:: Data section ::
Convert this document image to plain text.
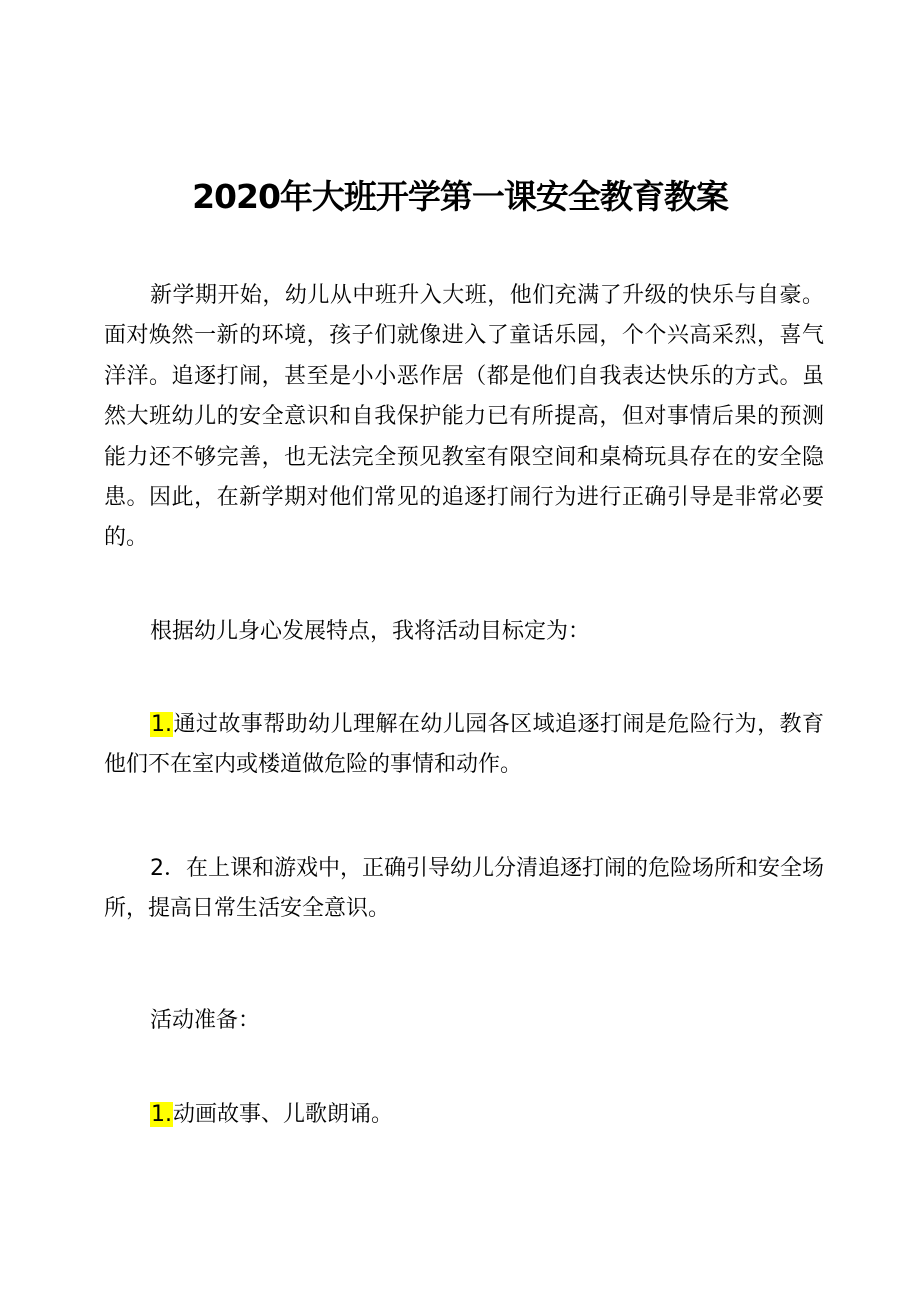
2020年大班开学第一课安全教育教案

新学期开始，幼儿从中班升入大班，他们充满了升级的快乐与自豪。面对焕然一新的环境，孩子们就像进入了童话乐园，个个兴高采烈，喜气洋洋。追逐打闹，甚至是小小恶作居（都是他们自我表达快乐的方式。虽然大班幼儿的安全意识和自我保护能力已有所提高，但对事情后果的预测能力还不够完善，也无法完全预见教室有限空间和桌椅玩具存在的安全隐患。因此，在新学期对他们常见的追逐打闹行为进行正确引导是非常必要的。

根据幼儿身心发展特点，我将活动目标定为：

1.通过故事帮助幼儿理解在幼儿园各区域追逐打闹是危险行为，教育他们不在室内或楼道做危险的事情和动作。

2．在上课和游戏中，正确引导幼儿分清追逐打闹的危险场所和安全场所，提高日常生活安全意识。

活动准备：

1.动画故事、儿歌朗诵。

:: To be done ::
Write the listing above out again exactly, dropping each image.

:: Problem solution ::
Convert this document image to plain text.
2020年大班开学第一课安全教育教案

新学期开始，幼儿从中班升入大班，他们充满了升级的快乐与自豪。面对焕然一新的环境，孩子们就像进入了童话乐园，个个兴高采烈，喜气洋洋。追逐打闹，甚至是小小恶作居（都是他们自我表达快乐的方式。虽然大班幼儿的安全意识和自我保护能力已有所提高，但对事情后果的预测能力还不够完善，也无法完全预见教室有限空间和桌椅玩具存在的安全隐患。因此，在新学期对他们常见的追逐打闹行为进行正确引导是非常必要的。

根据幼儿身心发展特点，我将活动目标定为：

1.通过故事帮助幼儿理解在幼儿园各区域追逐打闹是危险行为，教育他们不在室内或楼道做危险的事情和动作。

2．在上课和游戏中，正确引导幼儿分清追逐打闹的危险场所和安全场所，提高日常生活安全意识。

活动准备：

1.动画故事、儿歌朗诵。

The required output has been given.